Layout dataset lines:

==================================================

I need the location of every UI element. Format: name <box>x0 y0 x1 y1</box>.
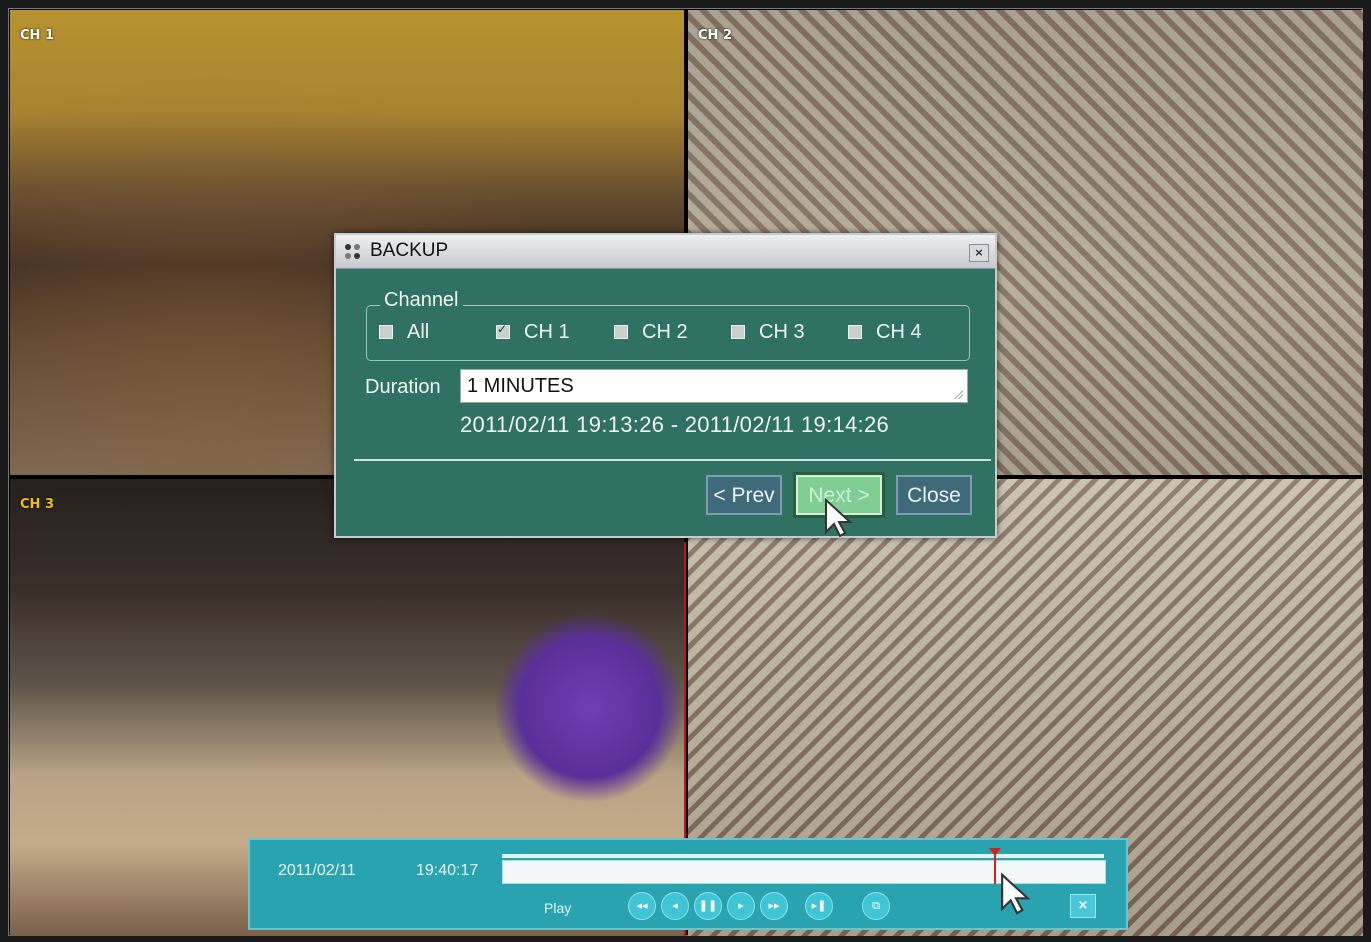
timeline-position-marker[interactable] <box>994 850 996 884</box>
fast-forward-button[interactable]: ▸▸ <box>760 892 788 920</box>
checkbox-ch3[interactable]: CH 3 <box>731 321 805 343</box>
play-button[interactable]: ▸ <box>727 892 755 920</box>
fast-forward-icon: ▸▸ <box>768 899 780 912</box>
duration-value: 1 MINUTES <box>467 375 574 397</box>
checkbox-box[interactable] <box>614 325 628 339</box>
checkbox-box[interactable] <box>848 325 862 339</box>
dialog-titlebar[interactable]: BACKUP × <box>336 235 995 269</box>
playback-time: 19:40:17 <box>416 862 479 879</box>
checkbox-label: CH 1 <box>524 320 570 343</box>
backup-dialog: BACKUP × Channel All CH 1 CH 2 CH 3 CH 4… <box>334 233 997 538</box>
channel-label: CH 3 <box>20 497 54 512</box>
checkbox-label: CH 4 <box>876 320 922 343</box>
prev-button[interactable]: < Prev <box>706 475 782 515</box>
pause-button[interactable]: ❚❚ <box>694 892 722 920</box>
timeline-top-rail <box>502 854 1104 858</box>
backup-time-range: 2011/02/11 19:13:26 - 2011/02/11 19:14:2… <box>460 412 890 437</box>
mouse-cursor-icon <box>825 498 853 538</box>
backup-button[interactable]: ⧉ <box>862 892 890 920</box>
duration-label: Duration <box>365 376 441 398</box>
divider <box>354 459 991 461</box>
step-back-button[interactable]: ◂ <box>661 892 689 920</box>
mouse-cursor-icon <box>1001 872 1031 915</box>
checkbox-box[interactable] <box>379 325 393 339</box>
close-playback-button[interactable]: × <box>1070 894 1096 918</box>
checkbox-box[interactable] <box>731 325 745 339</box>
fast-rewind-button[interactable]: ◂◂ <box>628 892 656 920</box>
close-icon[interactable]: × <box>969 244 989 262</box>
backup-icon <box>345 244 360 259</box>
checkbox-label: CH 3 <box>759 320 805 343</box>
playback-bar: 2011/02/11 19:40:17 Play ◂◂ ◂ ❚❚ ▸ ▸▸ ▸❚… <box>248 838 1128 930</box>
checkbox-label: All <box>407 320 430 343</box>
checkbox-label: CH 2 <box>642 320 688 343</box>
step-back-icon: ◂ <box>672 899 678 912</box>
play-icon: ▸ <box>738 899 744 912</box>
channel-label: CH 2 <box>698 28 732 43</box>
checkbox-all[interactable]: All <box>379 321 429 343</box>
close-button[interactable]: Close <box>896 475 972 515</box>
playback-date: 2011/02/11 <box>278 862 356 879</box>
checkbox-box[interactable] <box>496 322 510 339</box>
dialog-title: BACKUP <box>370 240 449 261</box>
fast-rewind-icon: ◂◂ <box>636 899 648 912</box>
channel-label: CH 1 <box>20 28 54 43</box>
checkbox-ch2[interactable]: CH 2 <box>614 321 688 343</box>
playback-mode: Play <box>544 900 572 916</box>
resize-grip-icon <box>953 389 963 399</box>
channel-group-label: Channel <box>380 289 463 312</box>
checkbox-ch1[interactable]: CH 1 <box>496 321 570 343</box>
duration-field[interactable]: 1 MINUTES <box>460 369 968 403</box>
checkbox-ch4[interactable]: CH 4 <box>848 321 922 343</box>
backup-icon: ⧉ <box>872 899 880 912</box>
pause-icon: ❚❚ <box>698 899 718 912</box>
step-forward-icon: ▸❚ <box>811 899 827 912</box>
step-forward-button[interactable]: ▸❚ <box>805 892 833 920</box>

==================================================

**JOB**
Transcribe the lines above word for word, leaving out the picture.

**FINISHED TASK**
I need the location of every UI element. Format: name <box>x0 y0 x1 y1</box>.
timeline-position-marker[interactable] <box>994 850 996 884</box>
fast-forward-button[interactable]: ▸▸ <box>760 892 788 920</box>
checkbox-ch3[interactable]: CH 3 <box>731 321 805 343</box>
play-button[interactable]: ▸ <box>727 892 755 920</box>
fast-forward-icon: ▸▸ <box>768 899 780 912</box>
duration-value: 1 MINUTES <box>467 375 574 397</box>
checkbox-box[interactable] <box>614 325 628 339</box>
checkbox-box[interactable] <box>848 325 862 339</box>
dialog-titlebar[interactable]: BACKUP × <box>336 235 995 269</box>
playback-time: 19:40:17 <box>416 862 479 879</box>
checkbox-label: CH 1 <box>524 320 570 343</box>
backup-dialog: BACKUP × Channel All CH 1 CH 2 CH 3 CH 4… <box>334 233 997 538</box>
channel-label: CH 3 <box>20 497 54 512</box>
checkbox-label: CH 4 <box>876 320 922 343</box>
prev-button[interactable]: < Prev <box>706 475 782 515</box>
pause-button[interactable]: ❚❚ <box>694 892 722 920</box>
timeline-top-rail <box>502 854 1104 858</box>
backup-time-range: 2011/02/11 19:13:26 - 2011/02/11 19:14:2… <box>460 412 890 437</box>
mouse-cursor-icon <box>825 498 853 538</box>
backup-button[interactable]: ⧉ <box>862 892 890 920</box>
duration-label: Duration <box>365 376 441 398</box>
divider <box>354 459 991 461</box>
step-back-button[interactable]: ◂ <box>661 892 689 920</box>
mouse-cursor-icon <box>1001 872 1031 915</box>
checkbox-box[interactable] <box>379 325 393 339</box>
close-playback-button[interactable]: × <box>1070 894 1096 918</box>
checkbox-box[interactable] <box>731 325 745 339</box>
fast-rewind-button[interactable]: ◂◂ <box>628 892 656 920</box>
close-icon[interactable]: × <box>969 244 989 262</box>
backup-icon <box>345 244 360 259</box>
checkbox-label: CH 3 <box>759 320 805 343</box>
playback-bar: 2011/02/11 19:40:17 Play ◂◂ ◂ ❚❚ ▸ ▸▸ ▸❚… <box>248 838 1128 930</box>
checkbox-label: All <box>407 320 430 343</box>
checkbox-label: CH 2 <box>642 320 688 343</box>
step-back-icon: ◂ <box>672 899 678 912</box>
play-icon: ▸ <box>738 899 744 912</box>
channel-label: CH 2 <box>698 28 732 43</box>
checkbox-all[interactable]: All <box>379 321 429 343</box>
close-button[interactable]: Close <box>896 475 972 515</box>
playback-date: 2011/02/11 <box>278 862 356 879</box>
checkbox-box[interactable] <box>496 322 510 339</box>
dialog-title: BACKUP <box>370 240 449 261</box>
fast-rewind-icon: ◂◂ <box>636 899 648 912</box>
channel-label: CH 1 <box>20 28 54 43</box>
checkbox-ch2[interactable]: CH 2 <box>614 321 688 343</box>
playback-mode: Play <box>544 900 572 916</box>
resize-grip-icon <box>953 389 963 399</box>
channel-group-label: Channel <box>380 289 463 312</box>
checkbox-ch1[interactable]: CH 1 <box>496 321 570 343</box>
duration-field[interactable]: 1 MINUTES <box>460 369 968 403</box>
checkbox-ch4[interactable]: CH 4 <box>848 321 922 343</box>
backup-icon: ⧉ <box>872 899 880 912</box>
pause-icon: ❚❚ <box>698 899 718 912</box>
step-forward-icon: ▸❚ <box>811 899 827 912</box>
step-forward-button[interactable]: ▸❚ <box>805 892 833 920</box>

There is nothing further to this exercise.